* _DOCUMENT_
start

Quick Links

Add parallel columns for pg_stat_statements

From:	Guillaume Lelarge <guillaume(at)lelarge(dot)info>
To:	PostgreSQL Hackers <pgsql-hackers(at)lists(dot)postgresql(dot)org>
Subject:	Add parallel columns for pg_stat_statements
Date:	2024-08-29 20:08:23
Message-ID:	CAECtzeWtTGOK0UgKXdDGpfTVSa5bd_VbUt6K6xn8P7X+_dZqKw@mail.gmail.com
Views:	Whole Thread \| Raw Message \| Download mbox \| Resend email
Thread:
Lists:	pgsql-hackers

Hello,

This patch was a bit discussed on [1], and with more details on [2]. It's
based on another patch sent in 2022 (see [3]). It introduces seven new
columns in pg_stat_statements:

* parallelized_queries_planned, number of times the query has been planned
to be parallelized,
* parallelized_queries_launched, number of times the query has been
executed with parallelization,
* parallelized_workers_planned, number of parallel workers planned for
this query,
* parallelized_workers_launched, number of parallel workers executed for
this query,
* parallelized_nodes, number of parallelized nodes,
* parallelized_nodes_all_workers, number of parallelized nodes which had
all requested workers,
* parallelized_nodes_no_worker, number of parallelized nodes which had no
requested workers.

As Benoit said yesterday, the intent is to help administrators evaluate the
usage of parallel workers in their databases and help configuring
parallelization usage.

A test script (test2.sql) is attached. You can execute it with "psql -Xef
test2.sql your_database" (your_database should not contain a t1 table as it
will be dropped and recreated).

Here is its result, a bit commented:

CREATE EXTENSION IF NOT EXISTS pg_stat_statements;
CREATE EXTENSION
SELECT pg_stat_statements_reset();
pg_stat_statements_reset
-------------------------------
2024-08-29 18:00:35.314557+02
(1 row)

DROP TABLE IF EXISTS t1;
DROP TABLE
CREATE TABLE t1 (id integer);
CREATE TABLE
INSERT INTO t1 SELECT generate_series(1, 10_000_000);
INSERT 0 10000000
VACUUM ANALYZE t1;
VACUUM
SELECT query,
parallelized_queries_planned, parallelized_queries_launched,
parallelized_workers_planned, parallelized_workers_launched,
parallelized_nodes, parallelized_nodes_all_workers,
parallelized_nodes_no_worker
FROM pg_stat_statements
WHERE query LIKE 'SELECT%t1%'
(0 rows)

SELECT * FROM t1 LIMIT 1;
id
----
1
(1 row)

==> no parallelization

SELECT count(*) FROM t1;
count
----------
10000000
(1 row)

end

* _CHALLENGE 1_
Please copy out the records word for word, beginning with their first line and continuing through the line containing "chart-canvas: 0 10", with both of those lines included.

* _LISTED ENTRIES_
start

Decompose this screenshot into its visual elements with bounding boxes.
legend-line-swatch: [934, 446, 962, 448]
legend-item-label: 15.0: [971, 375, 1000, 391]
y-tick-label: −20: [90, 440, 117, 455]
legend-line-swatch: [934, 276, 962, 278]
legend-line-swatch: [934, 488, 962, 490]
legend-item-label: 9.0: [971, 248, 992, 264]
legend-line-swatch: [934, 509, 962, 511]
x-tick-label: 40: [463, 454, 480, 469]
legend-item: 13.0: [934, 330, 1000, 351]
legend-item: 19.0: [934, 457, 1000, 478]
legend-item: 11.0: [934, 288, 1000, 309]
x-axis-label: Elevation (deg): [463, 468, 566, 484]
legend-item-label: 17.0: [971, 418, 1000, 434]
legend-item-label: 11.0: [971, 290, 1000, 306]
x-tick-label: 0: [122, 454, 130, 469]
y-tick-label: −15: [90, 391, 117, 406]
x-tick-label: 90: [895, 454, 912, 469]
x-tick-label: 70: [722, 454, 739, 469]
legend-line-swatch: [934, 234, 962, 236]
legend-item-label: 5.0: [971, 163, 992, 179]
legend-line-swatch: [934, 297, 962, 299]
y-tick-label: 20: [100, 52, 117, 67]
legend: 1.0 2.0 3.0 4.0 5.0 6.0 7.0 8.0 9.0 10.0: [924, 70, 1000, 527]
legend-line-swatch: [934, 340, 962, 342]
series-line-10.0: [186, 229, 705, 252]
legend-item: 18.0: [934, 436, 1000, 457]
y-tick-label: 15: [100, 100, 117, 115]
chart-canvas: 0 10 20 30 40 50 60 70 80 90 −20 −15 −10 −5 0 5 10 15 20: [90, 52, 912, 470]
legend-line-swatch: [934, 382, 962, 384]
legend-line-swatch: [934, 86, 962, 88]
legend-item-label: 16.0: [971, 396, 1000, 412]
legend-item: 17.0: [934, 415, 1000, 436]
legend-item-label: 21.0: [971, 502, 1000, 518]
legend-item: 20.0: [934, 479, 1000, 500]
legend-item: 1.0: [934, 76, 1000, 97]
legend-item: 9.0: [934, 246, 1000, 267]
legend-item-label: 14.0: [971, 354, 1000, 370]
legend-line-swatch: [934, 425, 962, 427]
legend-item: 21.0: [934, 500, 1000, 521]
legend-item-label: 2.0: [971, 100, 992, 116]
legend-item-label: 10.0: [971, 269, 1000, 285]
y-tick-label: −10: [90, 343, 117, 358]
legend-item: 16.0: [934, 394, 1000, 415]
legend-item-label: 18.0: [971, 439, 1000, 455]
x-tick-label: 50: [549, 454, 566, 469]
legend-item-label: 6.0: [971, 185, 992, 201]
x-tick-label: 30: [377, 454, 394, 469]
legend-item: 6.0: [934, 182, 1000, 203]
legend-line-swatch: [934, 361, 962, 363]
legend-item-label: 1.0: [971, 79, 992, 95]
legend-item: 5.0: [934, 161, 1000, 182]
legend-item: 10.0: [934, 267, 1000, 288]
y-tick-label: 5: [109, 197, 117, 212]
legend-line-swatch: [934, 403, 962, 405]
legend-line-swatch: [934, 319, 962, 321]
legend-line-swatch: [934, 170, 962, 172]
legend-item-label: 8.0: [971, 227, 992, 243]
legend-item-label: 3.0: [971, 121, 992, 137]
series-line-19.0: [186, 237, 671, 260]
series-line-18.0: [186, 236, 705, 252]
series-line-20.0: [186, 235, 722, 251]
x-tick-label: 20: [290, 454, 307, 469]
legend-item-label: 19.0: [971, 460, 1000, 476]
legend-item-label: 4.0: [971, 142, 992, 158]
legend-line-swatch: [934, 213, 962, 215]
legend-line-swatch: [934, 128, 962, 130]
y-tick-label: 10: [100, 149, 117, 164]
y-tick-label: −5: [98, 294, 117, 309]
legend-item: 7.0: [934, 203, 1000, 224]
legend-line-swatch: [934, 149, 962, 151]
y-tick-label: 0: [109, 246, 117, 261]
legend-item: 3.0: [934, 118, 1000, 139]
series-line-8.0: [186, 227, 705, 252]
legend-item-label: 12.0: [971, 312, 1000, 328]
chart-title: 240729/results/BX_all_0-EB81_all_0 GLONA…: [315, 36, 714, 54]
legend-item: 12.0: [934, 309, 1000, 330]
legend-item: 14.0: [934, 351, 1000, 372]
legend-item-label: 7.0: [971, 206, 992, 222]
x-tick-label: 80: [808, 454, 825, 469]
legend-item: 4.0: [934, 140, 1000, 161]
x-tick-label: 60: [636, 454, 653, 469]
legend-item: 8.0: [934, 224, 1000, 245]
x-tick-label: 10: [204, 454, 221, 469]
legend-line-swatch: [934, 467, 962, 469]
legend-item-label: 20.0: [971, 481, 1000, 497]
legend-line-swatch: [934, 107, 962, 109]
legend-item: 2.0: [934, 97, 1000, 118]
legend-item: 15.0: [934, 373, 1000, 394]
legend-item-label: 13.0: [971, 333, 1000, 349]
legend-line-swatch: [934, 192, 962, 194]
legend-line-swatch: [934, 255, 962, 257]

end

* _CHALLENGE 2_
Name every new pg_stat_statements column that the mailing-list post says the patch introduces.

* _FULL OUTPUT 1_
Decompose this screenshot into its visual elements with bounding boxes.
legend-line-swatch: [934, 446, 962, 448]
legend-item-label: 15.0: [971, 375, 1000, 391]
y-tick-label: −20: [90, 440, 117, 455]
legend-line-swatch: [934, 276, 962, 278]
legend-line-swatch: [934, 488, 962, 490]
legend-item-label: 9.0: [971, 248, 992, 264]
legend-line-swatch: [934, 509, 962, 511]
x-tick-label: 40: [463, 454, 480, 469]
legend-item: 13.0: [934, 330, 1000, 351]
legend-item: 19.0: [934, 457, 1000, 478]
legend-item: 11.0: [934, 288, 1000, 309]
x-axis-label: Elevation (deg): [463, 468, 566, 484]
legend-item-label: 17.0: [971, 418, 1000, 434]
legend-item-label: 11.0: [971, 290, 1000, 306]
x-tick-label: 0: [122, 454, 130, 469]
y-tick-label: −15: [90, 391, 117, 406]
x-tick-label: 90: [895, 454, 912, 469]
x-tick-label: 70: [722, 454, 739, 469]
legend-line-swatch: [934, 234, 962, 236]
legend-item-label: 5.0: [971, 163, 992, 179]
legend-line-swatch: [934, 297, 962, 299]
y-tick-label: 20: [100, 52, 117, 67]
legend: 1.0 2.0 3.0 4.0 5.0 6.0 7.0 8.0 9.0 10.0: [924, 70, 1000, 527]
legend-line-swatch: [934, 340, 962, 342]
series-line-10.0: [186, 229, 705, 252]
legend-item: 18.0: [934, 436, 1000, 457]
y-tick-label: 15: [100, 100, 117, 115]
chart-canvas: 0 10 20 30 40 50 60 70 80 90 −20 −15 −10 −5 0 5 10 15 20: [90, 52, 912, 470]

* _FULL OUTPUT 2_
parallelized_queries_planned
parallelized_queries_launched
parallelized_workers_planned
parallelized_workers_launched
parallelized_nodes
parallelized_nodes_all_workers
parallelized_nodes_no_worker